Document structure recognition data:
((
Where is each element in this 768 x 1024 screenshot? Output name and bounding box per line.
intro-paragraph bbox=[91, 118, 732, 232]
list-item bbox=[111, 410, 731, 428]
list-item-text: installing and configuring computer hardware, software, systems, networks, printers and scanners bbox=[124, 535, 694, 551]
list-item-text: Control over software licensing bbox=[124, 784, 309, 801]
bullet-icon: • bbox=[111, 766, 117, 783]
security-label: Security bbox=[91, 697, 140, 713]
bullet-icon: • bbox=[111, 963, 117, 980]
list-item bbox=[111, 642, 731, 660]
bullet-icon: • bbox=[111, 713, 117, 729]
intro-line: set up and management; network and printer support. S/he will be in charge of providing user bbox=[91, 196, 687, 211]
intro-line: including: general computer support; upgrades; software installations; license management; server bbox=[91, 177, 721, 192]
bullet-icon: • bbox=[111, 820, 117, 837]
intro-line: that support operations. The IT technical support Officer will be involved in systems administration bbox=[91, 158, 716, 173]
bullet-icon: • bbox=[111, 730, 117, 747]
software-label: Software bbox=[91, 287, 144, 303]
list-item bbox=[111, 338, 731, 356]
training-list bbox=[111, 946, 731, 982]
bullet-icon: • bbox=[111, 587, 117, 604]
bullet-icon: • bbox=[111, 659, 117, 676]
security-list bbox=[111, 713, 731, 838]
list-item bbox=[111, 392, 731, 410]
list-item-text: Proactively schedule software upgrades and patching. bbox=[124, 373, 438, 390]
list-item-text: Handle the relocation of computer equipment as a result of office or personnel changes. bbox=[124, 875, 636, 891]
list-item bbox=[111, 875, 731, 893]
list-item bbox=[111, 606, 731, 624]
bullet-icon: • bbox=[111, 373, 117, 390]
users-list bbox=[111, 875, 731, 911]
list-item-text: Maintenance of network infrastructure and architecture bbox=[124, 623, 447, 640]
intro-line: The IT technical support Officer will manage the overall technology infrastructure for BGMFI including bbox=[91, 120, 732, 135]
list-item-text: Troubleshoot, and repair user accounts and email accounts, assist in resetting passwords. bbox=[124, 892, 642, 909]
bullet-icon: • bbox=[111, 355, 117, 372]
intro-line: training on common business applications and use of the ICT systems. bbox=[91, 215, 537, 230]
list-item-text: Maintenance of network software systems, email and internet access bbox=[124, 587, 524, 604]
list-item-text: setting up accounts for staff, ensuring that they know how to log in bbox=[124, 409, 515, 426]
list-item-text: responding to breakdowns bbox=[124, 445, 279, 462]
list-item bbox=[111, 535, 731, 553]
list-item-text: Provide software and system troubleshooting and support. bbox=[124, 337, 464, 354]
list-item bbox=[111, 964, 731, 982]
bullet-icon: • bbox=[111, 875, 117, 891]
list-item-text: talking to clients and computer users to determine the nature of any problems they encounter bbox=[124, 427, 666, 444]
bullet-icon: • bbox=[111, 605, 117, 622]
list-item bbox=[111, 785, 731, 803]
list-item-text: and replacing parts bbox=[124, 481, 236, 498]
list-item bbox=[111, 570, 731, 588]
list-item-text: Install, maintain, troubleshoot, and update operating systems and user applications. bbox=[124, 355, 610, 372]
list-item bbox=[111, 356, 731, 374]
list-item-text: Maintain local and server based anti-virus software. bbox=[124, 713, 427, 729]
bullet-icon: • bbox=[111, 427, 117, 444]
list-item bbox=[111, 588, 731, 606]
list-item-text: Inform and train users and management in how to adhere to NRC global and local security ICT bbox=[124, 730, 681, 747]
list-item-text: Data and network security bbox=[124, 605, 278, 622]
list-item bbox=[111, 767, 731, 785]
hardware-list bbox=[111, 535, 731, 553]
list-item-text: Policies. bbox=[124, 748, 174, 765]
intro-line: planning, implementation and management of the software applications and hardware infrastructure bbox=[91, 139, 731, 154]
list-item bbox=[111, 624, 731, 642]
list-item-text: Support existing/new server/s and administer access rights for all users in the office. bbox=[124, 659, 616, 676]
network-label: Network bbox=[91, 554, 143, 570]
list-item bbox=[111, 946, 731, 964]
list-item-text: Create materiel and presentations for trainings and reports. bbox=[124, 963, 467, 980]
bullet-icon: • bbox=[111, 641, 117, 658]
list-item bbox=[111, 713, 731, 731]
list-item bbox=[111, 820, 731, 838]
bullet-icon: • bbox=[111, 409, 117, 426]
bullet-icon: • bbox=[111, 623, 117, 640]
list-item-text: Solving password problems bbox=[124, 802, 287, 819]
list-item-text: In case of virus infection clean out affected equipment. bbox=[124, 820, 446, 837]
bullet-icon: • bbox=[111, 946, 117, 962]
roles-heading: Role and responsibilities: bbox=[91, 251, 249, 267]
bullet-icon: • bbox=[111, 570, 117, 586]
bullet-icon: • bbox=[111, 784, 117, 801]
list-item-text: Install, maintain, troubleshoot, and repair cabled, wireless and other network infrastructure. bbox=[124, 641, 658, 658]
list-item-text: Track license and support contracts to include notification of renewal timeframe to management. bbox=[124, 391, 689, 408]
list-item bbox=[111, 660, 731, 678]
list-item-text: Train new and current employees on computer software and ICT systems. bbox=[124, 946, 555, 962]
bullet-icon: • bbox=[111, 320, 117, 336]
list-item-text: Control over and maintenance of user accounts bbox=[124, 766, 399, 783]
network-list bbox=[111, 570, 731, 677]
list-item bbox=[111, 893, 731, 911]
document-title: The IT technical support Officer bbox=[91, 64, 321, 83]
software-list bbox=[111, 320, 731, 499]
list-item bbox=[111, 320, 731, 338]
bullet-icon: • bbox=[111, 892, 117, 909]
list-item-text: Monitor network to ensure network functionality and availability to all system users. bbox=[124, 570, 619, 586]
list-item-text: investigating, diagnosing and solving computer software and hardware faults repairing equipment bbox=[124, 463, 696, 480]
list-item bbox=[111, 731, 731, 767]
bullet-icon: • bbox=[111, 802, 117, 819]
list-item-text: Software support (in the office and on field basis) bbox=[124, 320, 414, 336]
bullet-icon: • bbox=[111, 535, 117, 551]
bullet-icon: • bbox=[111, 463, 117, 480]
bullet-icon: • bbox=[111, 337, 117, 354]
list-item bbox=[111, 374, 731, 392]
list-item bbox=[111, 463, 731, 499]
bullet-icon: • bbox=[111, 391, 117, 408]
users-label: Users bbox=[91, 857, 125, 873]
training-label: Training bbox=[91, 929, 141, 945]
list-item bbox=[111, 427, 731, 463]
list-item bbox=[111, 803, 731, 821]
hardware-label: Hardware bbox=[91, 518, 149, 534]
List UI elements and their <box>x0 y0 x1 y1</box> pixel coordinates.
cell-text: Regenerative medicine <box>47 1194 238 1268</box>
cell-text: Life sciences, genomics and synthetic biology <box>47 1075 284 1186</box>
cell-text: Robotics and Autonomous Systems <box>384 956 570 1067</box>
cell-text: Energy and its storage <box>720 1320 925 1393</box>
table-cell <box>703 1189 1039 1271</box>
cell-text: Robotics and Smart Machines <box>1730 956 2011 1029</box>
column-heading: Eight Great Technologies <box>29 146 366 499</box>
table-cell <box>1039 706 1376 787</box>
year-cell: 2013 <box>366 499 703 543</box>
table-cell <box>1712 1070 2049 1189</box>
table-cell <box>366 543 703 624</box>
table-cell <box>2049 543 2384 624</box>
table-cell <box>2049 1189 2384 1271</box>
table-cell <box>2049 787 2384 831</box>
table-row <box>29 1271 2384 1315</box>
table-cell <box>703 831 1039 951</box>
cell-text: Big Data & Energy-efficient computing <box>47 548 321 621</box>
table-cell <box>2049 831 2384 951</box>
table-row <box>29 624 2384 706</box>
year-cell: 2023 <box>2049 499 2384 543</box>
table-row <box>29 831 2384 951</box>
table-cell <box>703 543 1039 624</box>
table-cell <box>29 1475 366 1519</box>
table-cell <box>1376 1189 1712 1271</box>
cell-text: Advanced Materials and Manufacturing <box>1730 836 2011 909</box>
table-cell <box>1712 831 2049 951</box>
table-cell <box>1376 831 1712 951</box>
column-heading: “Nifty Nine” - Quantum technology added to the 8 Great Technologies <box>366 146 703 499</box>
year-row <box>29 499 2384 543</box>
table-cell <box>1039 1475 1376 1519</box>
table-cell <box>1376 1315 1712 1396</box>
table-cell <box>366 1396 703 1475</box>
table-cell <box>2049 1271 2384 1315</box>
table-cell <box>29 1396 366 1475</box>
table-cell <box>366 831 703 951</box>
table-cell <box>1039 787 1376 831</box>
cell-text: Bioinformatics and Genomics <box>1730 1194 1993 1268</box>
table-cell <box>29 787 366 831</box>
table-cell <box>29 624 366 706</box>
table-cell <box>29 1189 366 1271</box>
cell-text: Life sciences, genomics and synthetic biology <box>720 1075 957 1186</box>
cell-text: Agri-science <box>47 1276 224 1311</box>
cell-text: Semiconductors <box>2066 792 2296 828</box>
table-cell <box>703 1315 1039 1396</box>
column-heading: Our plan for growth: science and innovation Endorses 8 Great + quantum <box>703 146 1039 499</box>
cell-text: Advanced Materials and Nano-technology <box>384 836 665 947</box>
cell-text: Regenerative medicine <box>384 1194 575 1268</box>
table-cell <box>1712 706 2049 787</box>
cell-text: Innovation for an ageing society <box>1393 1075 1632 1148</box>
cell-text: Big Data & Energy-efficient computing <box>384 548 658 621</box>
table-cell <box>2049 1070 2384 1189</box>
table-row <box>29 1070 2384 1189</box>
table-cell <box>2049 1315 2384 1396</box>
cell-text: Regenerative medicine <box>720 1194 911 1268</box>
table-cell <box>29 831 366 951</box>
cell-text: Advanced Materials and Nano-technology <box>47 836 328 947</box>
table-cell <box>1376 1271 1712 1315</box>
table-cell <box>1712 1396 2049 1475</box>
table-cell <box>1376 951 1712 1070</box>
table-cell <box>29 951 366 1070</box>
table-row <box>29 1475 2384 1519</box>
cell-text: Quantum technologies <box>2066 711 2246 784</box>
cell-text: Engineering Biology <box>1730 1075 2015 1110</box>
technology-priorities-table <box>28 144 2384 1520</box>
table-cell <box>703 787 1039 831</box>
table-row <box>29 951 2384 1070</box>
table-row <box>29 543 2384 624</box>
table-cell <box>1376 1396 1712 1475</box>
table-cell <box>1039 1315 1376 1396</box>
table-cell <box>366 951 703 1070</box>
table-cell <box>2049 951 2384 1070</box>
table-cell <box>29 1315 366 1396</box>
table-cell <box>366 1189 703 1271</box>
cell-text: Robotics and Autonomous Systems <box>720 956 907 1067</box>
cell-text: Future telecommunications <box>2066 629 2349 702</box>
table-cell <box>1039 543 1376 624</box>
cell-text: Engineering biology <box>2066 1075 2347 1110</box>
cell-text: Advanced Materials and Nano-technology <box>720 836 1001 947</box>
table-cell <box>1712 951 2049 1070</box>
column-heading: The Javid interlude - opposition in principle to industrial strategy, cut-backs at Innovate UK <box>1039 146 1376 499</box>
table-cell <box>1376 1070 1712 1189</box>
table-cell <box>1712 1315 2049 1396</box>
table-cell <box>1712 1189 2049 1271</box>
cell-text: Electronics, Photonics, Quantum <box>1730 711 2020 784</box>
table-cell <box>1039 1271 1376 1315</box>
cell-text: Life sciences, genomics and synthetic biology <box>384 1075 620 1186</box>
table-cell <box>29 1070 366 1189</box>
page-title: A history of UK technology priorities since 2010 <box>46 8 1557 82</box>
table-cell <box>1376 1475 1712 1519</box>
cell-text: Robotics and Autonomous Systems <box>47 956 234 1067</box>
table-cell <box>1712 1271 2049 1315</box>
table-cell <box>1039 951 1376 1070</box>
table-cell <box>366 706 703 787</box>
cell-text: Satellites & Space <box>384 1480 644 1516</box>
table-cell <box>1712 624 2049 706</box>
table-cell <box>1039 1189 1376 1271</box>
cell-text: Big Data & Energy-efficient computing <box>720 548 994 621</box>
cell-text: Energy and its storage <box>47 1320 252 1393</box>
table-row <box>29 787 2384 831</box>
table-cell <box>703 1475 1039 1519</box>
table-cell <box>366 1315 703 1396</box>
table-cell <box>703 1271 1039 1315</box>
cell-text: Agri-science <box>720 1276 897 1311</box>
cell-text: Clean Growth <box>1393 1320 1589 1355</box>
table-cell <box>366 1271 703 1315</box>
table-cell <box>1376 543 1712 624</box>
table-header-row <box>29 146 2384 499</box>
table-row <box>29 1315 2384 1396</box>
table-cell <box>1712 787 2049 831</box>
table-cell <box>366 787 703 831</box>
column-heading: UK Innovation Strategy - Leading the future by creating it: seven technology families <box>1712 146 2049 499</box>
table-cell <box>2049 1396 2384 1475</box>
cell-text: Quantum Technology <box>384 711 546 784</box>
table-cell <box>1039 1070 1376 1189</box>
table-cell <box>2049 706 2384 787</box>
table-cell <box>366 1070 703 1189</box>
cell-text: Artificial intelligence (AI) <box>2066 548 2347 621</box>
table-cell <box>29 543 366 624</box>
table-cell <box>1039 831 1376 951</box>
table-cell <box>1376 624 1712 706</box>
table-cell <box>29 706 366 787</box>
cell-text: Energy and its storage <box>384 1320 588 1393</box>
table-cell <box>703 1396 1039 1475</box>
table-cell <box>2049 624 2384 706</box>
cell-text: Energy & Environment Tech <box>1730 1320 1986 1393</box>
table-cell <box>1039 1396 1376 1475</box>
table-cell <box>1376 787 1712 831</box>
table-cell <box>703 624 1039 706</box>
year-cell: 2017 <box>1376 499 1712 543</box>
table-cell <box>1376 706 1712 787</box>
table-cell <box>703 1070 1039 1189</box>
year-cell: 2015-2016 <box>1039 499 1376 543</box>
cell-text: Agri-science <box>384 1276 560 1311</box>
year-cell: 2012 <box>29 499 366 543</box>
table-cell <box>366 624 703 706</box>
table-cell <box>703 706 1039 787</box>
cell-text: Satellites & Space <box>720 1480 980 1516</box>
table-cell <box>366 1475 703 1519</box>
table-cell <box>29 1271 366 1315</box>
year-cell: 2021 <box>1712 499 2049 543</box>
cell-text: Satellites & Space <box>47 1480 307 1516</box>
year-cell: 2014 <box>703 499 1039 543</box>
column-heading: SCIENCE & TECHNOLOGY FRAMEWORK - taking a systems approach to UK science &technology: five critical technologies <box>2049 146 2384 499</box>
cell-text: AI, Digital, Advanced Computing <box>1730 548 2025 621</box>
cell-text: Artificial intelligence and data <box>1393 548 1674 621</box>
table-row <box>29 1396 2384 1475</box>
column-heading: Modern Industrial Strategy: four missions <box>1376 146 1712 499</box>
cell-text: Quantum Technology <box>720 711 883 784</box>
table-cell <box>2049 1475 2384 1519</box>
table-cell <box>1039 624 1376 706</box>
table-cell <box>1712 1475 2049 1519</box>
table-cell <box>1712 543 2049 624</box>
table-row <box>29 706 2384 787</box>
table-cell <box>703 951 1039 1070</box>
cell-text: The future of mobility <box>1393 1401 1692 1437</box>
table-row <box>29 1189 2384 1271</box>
))
## Try it
Look through the entries above, and wherever a line holds the word "storage", copy it.

## Your response
cell-text: Energy and its storage <box>720 1320 925 1393</box>
cell-text: Energy and its storage <box>47 1320 252 1393</box>
cell-text: Energy and its storage <box>384 1320 588 1393</box>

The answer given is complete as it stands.